## Task requirements:
Find every line in the records below that holds the word "трикотажные" and copy it.
- - -
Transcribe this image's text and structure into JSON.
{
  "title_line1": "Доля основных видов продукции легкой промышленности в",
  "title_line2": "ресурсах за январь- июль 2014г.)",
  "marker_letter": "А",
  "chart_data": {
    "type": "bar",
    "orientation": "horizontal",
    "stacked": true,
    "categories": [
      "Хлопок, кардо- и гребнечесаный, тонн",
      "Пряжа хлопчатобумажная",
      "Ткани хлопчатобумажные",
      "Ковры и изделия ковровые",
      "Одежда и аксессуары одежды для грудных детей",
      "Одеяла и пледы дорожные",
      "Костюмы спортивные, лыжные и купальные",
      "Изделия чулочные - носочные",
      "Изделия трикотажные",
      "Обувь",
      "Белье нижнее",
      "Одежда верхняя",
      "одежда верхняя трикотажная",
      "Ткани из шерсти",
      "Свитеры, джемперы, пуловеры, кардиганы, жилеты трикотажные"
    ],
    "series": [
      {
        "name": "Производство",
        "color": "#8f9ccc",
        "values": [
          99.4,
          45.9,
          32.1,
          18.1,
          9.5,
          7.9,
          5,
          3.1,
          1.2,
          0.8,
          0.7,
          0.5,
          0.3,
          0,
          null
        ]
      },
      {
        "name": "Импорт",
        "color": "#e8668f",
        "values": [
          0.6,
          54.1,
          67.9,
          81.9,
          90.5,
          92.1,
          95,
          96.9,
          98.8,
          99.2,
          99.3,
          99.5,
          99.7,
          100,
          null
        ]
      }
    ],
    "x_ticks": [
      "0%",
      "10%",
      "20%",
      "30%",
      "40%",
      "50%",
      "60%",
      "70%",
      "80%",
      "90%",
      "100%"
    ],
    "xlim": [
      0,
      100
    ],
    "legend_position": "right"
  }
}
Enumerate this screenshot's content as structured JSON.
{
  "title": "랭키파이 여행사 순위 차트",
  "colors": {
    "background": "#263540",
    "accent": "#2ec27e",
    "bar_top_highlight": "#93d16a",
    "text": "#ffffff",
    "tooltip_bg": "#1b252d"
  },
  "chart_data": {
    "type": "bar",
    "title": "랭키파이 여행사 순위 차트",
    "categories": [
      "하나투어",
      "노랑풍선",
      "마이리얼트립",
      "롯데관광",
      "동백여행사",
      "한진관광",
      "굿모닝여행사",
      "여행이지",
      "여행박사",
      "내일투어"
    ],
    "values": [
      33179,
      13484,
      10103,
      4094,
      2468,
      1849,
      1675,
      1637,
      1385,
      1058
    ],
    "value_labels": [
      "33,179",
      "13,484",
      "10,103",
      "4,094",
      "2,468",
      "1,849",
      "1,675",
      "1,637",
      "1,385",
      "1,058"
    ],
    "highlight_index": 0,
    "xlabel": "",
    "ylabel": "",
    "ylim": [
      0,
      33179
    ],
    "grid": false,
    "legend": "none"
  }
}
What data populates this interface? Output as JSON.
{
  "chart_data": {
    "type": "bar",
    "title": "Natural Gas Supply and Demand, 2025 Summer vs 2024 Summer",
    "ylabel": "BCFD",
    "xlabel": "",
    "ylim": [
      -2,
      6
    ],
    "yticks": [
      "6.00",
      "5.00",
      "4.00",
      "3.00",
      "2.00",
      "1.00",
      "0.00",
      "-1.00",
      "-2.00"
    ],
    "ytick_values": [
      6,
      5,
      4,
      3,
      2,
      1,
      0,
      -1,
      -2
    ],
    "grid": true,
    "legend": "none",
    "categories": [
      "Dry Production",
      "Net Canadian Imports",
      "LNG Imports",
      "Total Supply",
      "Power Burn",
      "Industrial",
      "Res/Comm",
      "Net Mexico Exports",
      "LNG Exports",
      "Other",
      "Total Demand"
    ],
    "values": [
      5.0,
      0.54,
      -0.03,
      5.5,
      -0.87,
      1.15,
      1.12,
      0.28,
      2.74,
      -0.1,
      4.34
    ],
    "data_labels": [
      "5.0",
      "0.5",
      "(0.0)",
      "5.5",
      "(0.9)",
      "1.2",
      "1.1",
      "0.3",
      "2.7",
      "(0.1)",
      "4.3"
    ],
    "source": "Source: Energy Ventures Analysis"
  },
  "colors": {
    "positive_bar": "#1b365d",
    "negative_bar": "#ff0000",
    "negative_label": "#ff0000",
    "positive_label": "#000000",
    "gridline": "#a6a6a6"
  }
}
- - -
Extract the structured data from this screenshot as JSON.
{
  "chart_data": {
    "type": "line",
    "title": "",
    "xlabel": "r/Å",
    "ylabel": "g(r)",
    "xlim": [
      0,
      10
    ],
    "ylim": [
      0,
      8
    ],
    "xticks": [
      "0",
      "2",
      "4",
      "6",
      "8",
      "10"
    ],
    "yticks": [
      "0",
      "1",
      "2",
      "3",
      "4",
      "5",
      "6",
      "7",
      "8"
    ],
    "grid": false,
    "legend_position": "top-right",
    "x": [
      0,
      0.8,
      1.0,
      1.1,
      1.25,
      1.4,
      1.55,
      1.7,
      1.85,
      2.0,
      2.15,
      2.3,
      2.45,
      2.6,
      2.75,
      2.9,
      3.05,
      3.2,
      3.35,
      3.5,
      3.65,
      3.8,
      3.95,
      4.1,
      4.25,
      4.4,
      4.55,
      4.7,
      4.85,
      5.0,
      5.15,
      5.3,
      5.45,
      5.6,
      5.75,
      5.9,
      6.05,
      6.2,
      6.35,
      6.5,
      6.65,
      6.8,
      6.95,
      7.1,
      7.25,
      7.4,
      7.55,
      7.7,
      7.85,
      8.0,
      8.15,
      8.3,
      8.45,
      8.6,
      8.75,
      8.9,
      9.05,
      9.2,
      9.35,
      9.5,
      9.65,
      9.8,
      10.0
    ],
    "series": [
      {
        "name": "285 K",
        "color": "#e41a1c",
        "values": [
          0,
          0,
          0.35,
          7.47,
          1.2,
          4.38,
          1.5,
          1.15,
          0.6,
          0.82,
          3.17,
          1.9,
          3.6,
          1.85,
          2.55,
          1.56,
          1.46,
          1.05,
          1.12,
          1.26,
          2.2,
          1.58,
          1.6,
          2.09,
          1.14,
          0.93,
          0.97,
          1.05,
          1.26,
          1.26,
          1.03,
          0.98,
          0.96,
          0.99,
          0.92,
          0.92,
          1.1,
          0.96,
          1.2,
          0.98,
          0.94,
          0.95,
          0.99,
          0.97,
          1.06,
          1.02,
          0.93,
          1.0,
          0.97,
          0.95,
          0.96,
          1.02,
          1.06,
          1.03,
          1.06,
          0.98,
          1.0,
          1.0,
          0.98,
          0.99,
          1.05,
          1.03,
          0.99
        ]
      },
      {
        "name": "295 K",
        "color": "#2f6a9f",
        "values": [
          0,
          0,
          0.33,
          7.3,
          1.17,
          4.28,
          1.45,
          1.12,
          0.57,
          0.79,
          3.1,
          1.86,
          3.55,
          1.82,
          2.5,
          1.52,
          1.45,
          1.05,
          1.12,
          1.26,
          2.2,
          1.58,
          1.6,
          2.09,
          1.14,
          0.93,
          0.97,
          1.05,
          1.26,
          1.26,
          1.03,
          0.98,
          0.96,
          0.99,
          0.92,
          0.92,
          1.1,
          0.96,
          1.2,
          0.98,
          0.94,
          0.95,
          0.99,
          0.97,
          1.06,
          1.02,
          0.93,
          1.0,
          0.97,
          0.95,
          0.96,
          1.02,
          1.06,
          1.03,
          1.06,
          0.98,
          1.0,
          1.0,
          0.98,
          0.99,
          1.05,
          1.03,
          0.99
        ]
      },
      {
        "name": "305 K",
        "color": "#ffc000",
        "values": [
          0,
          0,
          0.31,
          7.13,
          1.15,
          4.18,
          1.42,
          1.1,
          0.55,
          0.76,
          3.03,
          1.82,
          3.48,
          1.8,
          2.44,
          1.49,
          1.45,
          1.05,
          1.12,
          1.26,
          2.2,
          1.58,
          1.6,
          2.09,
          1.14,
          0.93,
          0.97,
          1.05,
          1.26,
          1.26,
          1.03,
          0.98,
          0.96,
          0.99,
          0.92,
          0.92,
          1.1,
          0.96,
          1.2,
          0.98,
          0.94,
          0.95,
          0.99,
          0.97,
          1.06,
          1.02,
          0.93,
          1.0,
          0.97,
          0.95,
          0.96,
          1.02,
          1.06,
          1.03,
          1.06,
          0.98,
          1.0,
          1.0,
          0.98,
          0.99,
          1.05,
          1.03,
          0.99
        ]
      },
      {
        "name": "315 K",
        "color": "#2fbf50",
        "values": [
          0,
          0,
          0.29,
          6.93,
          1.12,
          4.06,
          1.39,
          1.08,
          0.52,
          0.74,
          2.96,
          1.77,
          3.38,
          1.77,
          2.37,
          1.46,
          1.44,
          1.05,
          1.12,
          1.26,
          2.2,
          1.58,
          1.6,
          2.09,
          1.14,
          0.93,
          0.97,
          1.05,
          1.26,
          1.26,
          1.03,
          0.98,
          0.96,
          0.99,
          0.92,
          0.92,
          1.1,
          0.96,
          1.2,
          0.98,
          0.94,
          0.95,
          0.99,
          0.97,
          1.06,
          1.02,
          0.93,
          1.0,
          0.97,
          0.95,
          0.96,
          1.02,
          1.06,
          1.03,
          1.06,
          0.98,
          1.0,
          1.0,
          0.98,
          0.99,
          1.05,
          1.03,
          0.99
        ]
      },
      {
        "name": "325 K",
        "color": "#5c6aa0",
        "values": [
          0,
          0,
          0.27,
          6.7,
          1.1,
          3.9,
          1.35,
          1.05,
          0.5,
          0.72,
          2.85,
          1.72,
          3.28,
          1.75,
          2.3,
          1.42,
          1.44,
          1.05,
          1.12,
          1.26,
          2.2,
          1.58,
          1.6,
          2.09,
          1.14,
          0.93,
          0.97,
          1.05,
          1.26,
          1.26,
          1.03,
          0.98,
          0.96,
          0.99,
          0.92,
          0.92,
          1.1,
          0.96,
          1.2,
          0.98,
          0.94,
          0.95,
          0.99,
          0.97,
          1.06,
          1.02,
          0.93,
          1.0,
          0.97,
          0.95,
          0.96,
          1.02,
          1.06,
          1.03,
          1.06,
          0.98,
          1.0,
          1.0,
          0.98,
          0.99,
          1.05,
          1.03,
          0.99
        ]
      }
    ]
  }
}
- - -
## Solved problem:
      "Изделия трикотажные",
      "Свитеры, джемперы, пуловеры, кардиганы, жилеты трикотажные"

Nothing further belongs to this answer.